Gather all lines in the records below that include the word "SIMPLIFICADAS".
::::::::
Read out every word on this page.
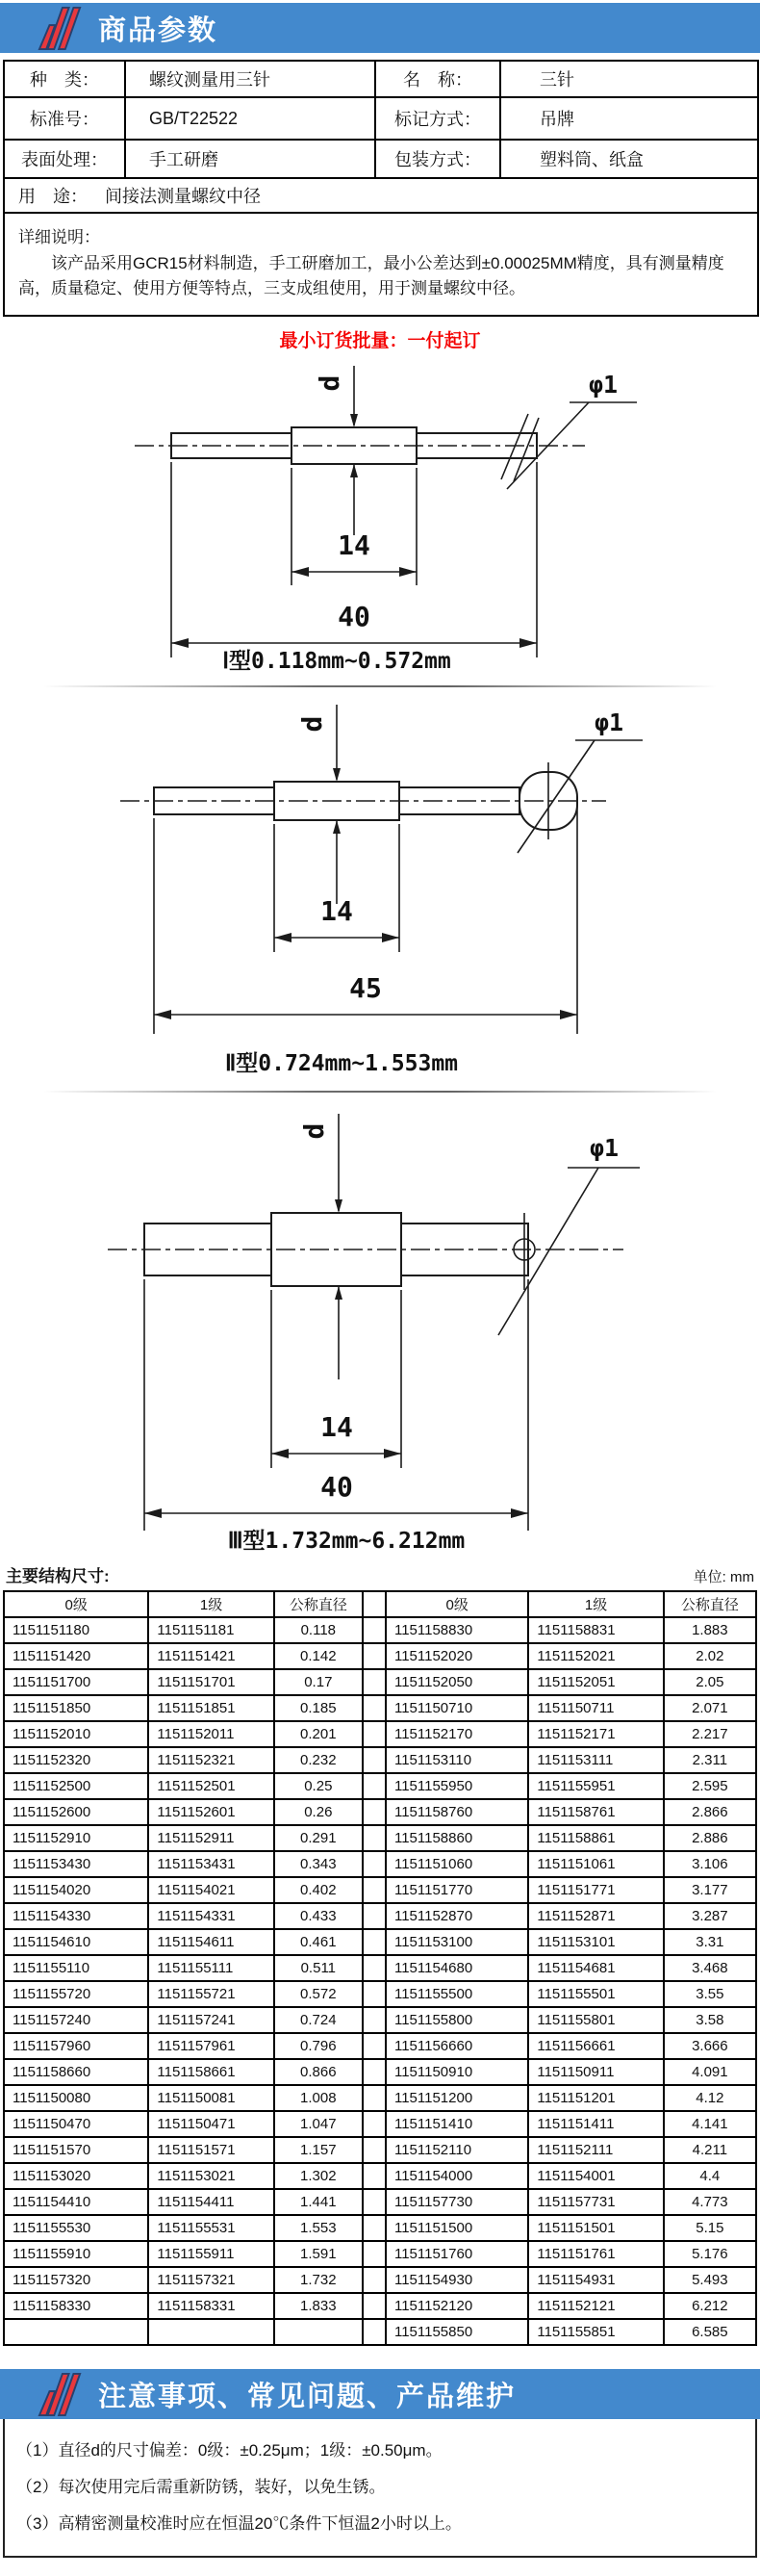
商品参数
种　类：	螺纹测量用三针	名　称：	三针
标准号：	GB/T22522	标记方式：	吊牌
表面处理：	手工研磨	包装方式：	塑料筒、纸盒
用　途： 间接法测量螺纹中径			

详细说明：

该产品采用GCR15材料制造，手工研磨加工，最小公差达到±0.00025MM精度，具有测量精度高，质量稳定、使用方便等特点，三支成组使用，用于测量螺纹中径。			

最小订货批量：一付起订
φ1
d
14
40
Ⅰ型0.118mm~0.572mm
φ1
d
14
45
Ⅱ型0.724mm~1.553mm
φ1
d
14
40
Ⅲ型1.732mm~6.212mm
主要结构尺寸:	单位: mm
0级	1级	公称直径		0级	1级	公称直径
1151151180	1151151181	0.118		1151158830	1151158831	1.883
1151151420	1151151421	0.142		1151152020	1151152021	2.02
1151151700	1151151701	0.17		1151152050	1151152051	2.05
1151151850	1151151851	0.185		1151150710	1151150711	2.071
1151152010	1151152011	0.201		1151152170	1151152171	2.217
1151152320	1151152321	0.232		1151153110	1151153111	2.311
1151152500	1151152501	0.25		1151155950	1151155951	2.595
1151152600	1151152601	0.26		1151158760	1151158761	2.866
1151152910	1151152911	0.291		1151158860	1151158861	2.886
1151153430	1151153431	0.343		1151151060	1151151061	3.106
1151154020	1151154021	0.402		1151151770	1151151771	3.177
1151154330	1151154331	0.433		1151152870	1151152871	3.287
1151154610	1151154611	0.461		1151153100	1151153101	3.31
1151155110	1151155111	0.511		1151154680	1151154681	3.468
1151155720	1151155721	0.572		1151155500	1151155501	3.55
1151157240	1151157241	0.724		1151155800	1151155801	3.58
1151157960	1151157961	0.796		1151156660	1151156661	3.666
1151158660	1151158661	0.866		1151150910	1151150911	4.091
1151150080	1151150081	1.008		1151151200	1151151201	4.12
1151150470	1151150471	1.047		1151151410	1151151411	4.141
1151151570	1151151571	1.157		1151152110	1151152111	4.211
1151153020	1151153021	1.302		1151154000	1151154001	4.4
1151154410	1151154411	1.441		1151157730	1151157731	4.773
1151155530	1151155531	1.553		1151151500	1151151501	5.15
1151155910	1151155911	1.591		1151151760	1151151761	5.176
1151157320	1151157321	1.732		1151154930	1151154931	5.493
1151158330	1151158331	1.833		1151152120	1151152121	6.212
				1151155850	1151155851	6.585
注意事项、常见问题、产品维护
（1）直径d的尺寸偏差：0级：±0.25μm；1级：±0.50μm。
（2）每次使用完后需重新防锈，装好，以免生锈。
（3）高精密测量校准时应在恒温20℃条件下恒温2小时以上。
::::::::
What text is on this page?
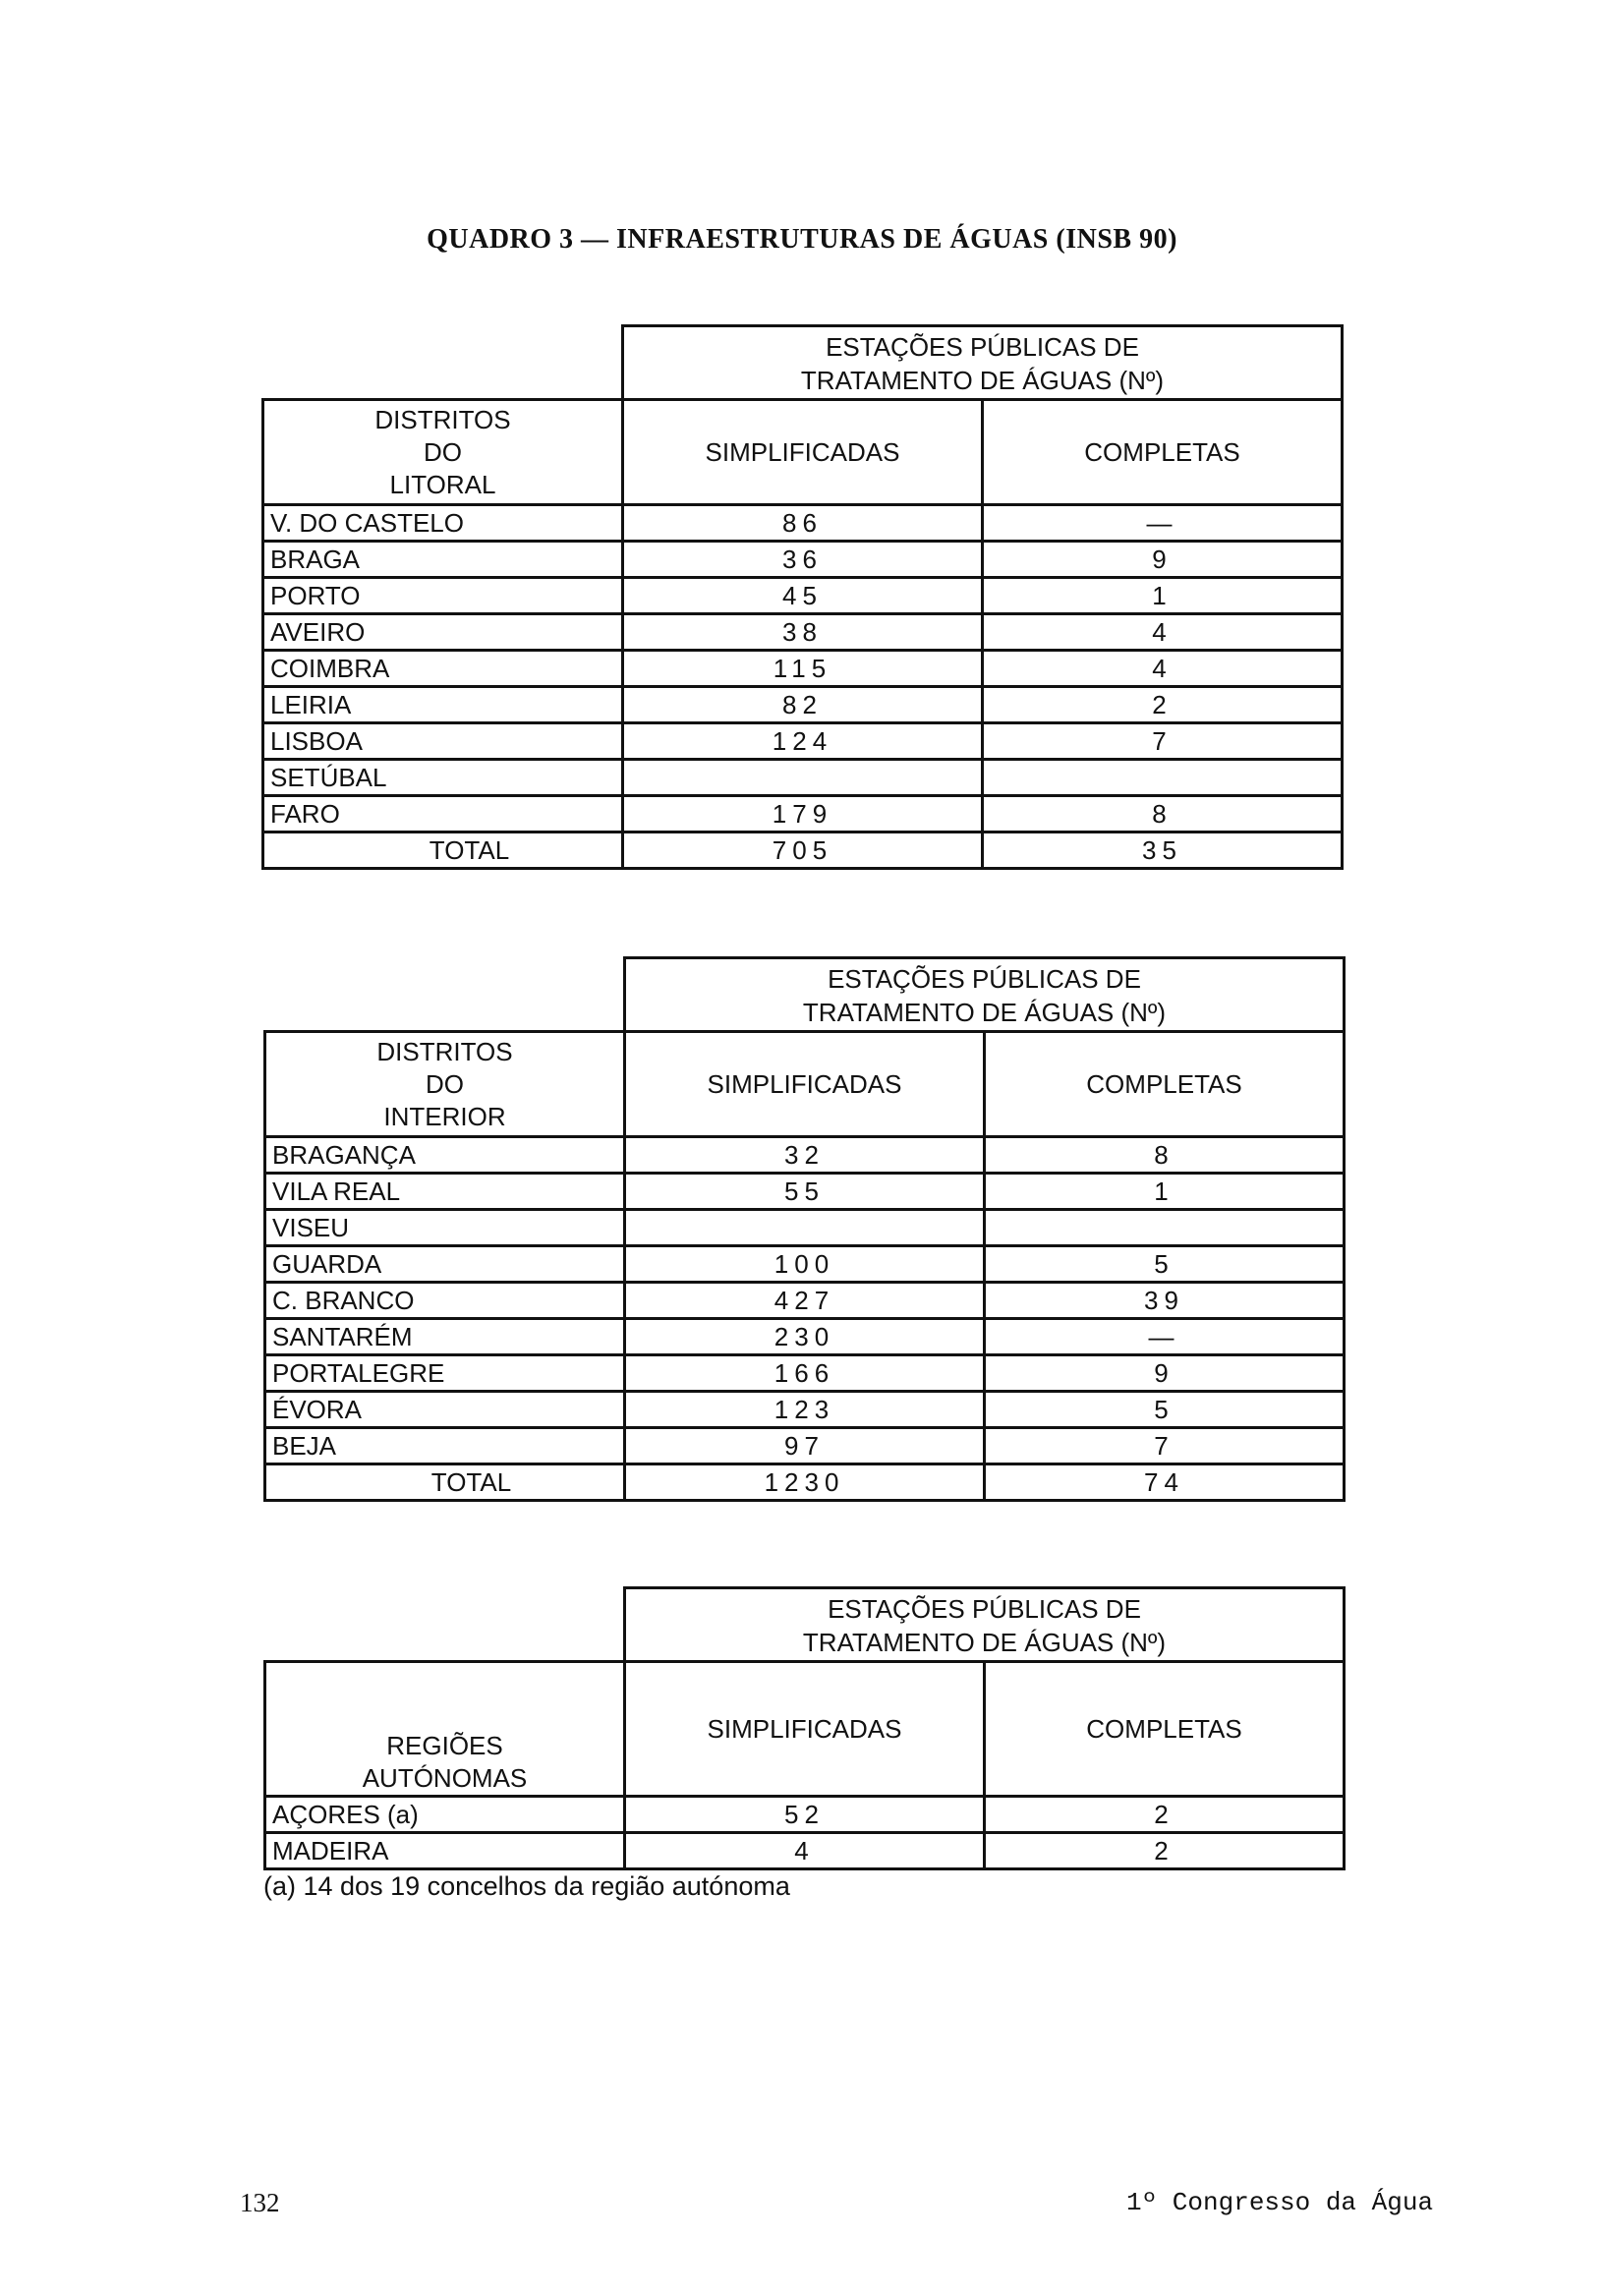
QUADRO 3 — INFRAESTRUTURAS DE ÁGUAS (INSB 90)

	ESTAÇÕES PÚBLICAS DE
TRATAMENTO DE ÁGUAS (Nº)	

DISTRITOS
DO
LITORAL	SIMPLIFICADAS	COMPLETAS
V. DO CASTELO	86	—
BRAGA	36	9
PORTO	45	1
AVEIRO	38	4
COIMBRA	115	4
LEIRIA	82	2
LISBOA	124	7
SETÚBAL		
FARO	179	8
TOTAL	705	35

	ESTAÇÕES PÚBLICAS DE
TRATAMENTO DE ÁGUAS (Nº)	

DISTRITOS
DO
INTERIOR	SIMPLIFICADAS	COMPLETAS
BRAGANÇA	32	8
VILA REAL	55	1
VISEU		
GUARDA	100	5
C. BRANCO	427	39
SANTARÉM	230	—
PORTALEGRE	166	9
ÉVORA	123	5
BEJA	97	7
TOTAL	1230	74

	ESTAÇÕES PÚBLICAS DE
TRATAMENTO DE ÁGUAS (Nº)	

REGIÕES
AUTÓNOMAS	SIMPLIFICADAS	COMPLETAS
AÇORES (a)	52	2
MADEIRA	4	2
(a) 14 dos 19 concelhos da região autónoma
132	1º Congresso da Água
::::::::
#### Finished exercise:
LITORAL	SIMPLIFICADAS	COMPLETAS
INTERIOR	SIMPLIFICADAS	COMPLETAS
AUTÓNOMAS	SIMPLIFICADAS	COMPLETAS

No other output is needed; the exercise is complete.